# Start of ITEMS

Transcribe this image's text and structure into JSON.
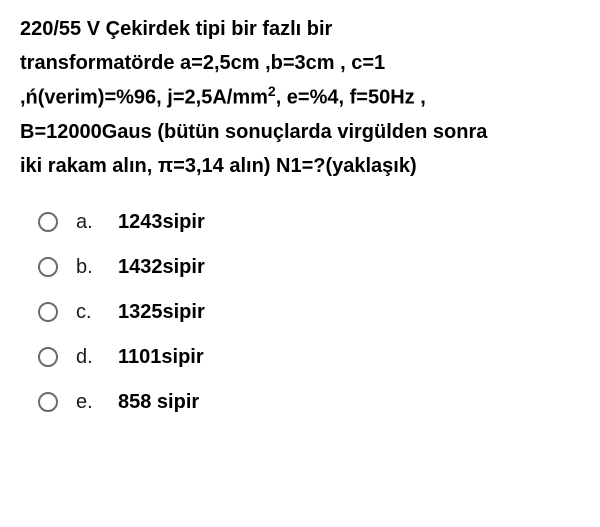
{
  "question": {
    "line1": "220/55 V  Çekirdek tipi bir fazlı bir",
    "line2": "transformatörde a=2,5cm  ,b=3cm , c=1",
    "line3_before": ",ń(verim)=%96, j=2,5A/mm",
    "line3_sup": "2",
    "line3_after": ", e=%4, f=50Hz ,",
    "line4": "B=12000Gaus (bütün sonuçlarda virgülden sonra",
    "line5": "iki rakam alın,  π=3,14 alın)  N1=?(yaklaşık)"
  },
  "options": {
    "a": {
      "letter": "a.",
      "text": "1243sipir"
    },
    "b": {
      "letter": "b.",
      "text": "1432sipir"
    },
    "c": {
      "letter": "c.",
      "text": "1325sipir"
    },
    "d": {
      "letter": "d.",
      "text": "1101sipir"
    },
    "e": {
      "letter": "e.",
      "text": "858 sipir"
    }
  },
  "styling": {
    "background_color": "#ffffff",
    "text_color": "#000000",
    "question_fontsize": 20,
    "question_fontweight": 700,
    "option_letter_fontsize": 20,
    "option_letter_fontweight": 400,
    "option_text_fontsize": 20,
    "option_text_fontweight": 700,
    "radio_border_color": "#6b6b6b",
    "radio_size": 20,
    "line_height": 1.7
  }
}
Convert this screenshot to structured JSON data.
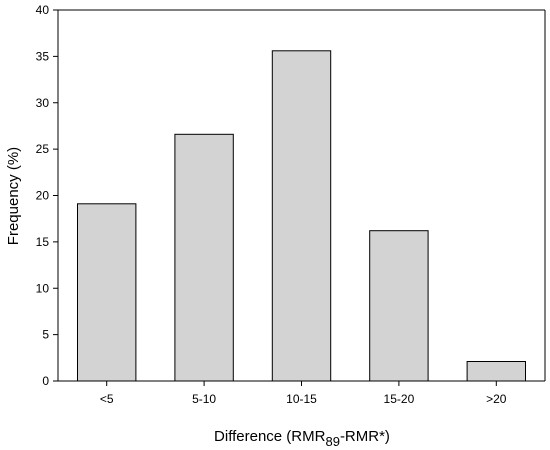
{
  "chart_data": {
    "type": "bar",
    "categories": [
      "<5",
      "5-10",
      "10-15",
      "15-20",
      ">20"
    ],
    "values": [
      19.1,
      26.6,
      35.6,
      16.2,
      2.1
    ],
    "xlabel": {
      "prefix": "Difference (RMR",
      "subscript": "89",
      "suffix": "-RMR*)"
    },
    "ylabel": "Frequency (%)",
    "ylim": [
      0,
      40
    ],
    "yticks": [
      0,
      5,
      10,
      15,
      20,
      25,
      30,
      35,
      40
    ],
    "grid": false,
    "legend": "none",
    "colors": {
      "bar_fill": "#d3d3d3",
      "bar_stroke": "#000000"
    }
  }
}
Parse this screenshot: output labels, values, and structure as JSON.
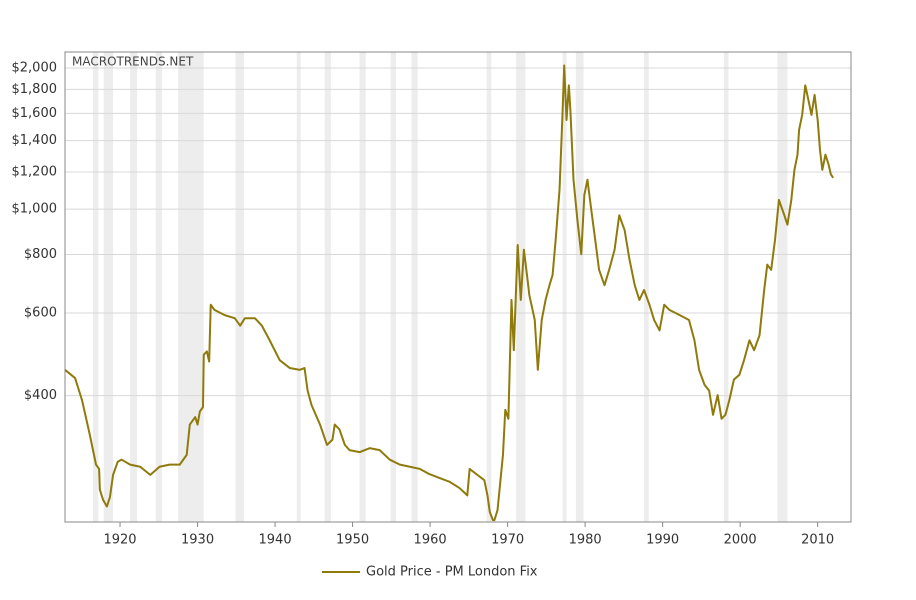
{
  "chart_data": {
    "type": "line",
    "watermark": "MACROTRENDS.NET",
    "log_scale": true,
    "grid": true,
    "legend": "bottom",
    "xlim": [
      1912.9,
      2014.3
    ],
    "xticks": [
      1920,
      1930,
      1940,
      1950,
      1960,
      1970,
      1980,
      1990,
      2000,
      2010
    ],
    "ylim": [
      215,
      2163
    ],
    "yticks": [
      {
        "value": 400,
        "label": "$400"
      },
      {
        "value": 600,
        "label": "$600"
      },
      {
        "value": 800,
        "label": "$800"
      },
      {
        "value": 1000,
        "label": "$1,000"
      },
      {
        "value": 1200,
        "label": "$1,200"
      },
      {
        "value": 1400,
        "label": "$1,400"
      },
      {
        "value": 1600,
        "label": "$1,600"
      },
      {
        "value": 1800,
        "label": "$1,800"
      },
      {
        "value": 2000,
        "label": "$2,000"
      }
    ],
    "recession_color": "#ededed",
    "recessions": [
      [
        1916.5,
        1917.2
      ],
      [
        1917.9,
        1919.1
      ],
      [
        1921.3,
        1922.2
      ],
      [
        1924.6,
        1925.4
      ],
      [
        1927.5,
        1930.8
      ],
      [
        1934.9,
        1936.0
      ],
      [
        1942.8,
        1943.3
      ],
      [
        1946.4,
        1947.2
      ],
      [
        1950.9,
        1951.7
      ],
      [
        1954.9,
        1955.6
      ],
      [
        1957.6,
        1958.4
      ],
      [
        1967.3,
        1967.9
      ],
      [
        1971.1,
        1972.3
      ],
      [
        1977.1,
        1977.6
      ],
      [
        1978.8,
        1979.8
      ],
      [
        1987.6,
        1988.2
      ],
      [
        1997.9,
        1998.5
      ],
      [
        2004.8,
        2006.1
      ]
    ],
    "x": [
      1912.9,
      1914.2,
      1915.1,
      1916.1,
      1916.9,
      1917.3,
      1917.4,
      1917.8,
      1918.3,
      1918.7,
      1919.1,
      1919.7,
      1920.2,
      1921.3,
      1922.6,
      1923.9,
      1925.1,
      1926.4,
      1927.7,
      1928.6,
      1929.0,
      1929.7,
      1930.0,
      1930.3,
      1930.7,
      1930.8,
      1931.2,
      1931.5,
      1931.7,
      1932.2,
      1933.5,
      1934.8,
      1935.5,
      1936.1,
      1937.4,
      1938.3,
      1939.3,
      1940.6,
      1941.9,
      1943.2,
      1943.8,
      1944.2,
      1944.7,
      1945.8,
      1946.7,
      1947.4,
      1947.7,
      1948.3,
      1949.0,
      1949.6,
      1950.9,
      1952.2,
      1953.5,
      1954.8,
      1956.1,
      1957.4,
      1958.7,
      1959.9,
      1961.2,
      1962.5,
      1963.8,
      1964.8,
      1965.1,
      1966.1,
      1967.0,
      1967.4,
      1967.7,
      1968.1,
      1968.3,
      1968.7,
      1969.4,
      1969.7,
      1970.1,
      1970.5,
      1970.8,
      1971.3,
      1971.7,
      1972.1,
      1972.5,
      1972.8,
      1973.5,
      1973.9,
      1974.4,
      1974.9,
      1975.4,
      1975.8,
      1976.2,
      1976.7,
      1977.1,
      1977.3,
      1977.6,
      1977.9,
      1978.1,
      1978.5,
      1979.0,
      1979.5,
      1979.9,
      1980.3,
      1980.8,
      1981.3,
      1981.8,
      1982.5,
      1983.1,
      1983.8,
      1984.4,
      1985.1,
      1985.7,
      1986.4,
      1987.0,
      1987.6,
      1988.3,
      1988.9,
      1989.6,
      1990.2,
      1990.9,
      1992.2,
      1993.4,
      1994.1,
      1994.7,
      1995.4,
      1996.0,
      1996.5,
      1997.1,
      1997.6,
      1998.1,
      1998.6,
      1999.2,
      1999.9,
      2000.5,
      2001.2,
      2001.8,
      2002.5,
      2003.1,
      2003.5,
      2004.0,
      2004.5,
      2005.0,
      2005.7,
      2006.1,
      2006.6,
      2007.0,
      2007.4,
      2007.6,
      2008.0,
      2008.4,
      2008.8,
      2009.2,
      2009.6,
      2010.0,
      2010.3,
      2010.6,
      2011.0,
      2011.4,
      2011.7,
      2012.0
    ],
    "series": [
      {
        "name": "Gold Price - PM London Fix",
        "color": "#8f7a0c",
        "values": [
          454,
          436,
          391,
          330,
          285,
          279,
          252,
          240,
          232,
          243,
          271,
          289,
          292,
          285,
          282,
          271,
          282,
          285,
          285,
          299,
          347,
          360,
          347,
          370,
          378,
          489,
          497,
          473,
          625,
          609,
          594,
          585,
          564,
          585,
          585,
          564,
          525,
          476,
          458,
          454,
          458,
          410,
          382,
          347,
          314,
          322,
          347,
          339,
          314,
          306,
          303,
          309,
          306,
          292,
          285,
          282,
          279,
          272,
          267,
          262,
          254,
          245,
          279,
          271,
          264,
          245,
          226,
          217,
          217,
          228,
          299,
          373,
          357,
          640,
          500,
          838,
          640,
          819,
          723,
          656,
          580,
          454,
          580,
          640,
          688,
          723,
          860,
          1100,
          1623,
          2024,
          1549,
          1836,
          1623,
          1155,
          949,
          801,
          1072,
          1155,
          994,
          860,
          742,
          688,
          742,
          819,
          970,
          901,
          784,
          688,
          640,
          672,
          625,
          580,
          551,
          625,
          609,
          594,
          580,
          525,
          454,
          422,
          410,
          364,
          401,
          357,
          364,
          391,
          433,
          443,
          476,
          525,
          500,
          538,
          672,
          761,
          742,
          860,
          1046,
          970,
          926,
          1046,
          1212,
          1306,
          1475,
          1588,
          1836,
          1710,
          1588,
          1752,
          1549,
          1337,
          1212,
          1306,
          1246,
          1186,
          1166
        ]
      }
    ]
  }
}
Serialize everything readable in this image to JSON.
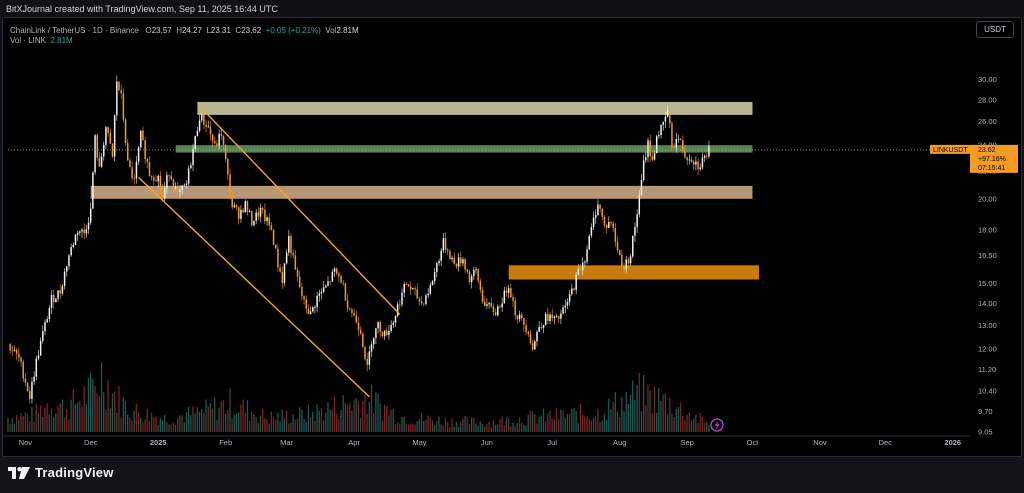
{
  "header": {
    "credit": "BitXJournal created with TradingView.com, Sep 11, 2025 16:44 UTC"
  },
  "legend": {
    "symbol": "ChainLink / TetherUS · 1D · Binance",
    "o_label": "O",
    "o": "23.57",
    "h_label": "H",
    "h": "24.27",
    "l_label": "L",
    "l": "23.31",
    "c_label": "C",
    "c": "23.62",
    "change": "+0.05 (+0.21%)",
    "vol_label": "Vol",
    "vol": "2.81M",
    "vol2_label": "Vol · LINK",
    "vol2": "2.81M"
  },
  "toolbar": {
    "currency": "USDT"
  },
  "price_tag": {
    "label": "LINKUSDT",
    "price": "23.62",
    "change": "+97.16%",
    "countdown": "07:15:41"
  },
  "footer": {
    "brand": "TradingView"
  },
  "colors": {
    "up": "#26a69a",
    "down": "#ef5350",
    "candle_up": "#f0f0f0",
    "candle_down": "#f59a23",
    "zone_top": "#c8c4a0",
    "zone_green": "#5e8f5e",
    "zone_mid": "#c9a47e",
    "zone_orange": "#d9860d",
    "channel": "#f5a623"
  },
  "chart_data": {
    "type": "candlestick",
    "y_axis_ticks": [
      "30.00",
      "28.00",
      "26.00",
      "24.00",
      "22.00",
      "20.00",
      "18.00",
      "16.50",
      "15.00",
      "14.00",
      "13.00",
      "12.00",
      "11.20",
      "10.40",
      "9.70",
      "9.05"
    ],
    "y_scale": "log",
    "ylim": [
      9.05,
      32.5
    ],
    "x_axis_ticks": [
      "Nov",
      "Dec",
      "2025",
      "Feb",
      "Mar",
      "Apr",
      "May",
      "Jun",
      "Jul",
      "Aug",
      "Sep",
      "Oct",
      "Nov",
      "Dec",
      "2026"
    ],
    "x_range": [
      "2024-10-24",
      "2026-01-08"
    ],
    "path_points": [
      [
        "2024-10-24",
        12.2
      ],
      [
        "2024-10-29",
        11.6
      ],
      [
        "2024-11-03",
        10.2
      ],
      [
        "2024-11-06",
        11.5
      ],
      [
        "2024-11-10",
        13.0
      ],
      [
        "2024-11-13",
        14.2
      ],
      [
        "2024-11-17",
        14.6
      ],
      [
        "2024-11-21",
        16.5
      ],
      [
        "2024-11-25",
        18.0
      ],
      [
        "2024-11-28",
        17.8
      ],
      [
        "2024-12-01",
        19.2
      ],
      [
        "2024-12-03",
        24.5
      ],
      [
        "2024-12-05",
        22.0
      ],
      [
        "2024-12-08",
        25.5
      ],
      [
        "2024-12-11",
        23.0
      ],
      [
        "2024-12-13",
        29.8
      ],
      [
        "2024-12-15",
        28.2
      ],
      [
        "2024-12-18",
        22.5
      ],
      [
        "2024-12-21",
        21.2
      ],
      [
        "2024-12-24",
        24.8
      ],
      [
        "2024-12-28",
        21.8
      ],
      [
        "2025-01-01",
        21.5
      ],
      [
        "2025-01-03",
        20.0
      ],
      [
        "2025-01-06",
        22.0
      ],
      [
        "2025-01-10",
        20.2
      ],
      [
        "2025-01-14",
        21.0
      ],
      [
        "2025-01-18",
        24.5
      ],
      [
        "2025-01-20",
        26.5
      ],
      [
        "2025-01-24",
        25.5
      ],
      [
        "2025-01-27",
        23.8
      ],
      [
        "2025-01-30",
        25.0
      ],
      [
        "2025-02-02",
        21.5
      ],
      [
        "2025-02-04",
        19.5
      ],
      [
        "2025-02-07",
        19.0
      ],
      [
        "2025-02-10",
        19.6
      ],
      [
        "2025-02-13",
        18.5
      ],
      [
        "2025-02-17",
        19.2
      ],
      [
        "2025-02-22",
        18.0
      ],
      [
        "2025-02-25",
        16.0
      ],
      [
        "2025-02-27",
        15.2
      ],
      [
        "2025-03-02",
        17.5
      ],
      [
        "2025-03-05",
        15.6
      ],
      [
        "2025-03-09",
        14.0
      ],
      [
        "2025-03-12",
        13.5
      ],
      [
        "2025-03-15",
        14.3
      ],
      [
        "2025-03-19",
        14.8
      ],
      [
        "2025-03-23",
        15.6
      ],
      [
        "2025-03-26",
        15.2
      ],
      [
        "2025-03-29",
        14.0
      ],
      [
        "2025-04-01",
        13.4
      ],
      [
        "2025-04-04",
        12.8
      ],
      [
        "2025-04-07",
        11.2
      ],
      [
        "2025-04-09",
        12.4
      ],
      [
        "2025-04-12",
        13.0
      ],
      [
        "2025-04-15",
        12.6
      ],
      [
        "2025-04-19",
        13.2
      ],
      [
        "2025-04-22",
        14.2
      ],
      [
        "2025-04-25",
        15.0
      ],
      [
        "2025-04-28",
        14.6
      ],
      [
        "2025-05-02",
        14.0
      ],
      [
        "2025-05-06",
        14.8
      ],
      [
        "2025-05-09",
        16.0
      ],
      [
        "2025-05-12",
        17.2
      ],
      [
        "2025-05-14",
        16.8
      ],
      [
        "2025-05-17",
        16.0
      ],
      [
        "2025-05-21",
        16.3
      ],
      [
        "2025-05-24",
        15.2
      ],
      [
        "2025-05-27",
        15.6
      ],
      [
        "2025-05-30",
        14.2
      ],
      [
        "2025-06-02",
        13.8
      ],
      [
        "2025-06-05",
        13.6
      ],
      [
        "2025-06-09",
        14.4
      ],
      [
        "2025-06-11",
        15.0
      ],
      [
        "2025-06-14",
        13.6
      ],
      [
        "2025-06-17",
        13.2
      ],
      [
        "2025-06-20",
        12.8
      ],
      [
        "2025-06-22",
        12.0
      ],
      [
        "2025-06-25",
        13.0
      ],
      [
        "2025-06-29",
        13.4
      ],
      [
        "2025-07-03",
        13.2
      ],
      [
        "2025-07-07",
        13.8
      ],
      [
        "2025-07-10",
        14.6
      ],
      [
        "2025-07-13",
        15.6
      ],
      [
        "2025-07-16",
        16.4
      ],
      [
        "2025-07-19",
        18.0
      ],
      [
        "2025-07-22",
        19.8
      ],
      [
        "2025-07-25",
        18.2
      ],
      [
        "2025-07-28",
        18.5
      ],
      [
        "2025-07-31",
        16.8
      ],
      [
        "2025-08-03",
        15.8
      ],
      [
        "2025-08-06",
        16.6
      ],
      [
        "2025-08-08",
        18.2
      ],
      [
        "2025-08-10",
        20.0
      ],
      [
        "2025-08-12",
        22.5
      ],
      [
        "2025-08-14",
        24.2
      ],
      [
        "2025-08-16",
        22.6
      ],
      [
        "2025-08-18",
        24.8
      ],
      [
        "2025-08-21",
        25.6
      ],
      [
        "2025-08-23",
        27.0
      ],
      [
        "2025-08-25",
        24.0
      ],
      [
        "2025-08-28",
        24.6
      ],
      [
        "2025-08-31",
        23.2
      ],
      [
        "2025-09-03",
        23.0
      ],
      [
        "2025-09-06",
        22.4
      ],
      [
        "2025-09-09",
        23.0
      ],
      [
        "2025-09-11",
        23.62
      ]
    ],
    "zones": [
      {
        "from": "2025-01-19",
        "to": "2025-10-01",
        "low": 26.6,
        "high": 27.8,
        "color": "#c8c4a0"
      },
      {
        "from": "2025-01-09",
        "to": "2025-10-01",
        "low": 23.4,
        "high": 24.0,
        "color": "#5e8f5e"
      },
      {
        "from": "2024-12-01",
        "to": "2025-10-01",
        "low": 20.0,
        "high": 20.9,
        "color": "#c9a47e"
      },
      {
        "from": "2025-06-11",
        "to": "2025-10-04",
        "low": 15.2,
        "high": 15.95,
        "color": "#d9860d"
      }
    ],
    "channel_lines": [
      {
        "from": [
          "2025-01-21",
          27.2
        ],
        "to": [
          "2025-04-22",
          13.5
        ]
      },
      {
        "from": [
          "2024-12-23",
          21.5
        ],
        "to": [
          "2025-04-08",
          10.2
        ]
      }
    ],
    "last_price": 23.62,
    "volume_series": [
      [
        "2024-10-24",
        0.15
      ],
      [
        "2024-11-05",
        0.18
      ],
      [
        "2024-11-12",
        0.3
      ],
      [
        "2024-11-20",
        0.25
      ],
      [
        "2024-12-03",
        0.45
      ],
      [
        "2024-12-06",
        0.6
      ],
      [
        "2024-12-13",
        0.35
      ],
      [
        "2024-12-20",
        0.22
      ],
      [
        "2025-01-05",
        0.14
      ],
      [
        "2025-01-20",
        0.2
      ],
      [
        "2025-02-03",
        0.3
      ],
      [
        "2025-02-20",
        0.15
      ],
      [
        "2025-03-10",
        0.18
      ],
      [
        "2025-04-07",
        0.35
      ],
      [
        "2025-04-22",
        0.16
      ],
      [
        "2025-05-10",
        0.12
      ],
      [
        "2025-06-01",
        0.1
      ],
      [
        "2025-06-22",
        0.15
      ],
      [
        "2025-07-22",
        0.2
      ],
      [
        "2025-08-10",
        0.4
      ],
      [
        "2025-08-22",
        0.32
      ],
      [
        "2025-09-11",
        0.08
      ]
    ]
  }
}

# End of ITEMS

§ YOUR TASK: Report only how many lines of the listing hold the word "screenshot".

§ THE RESPONSE: 2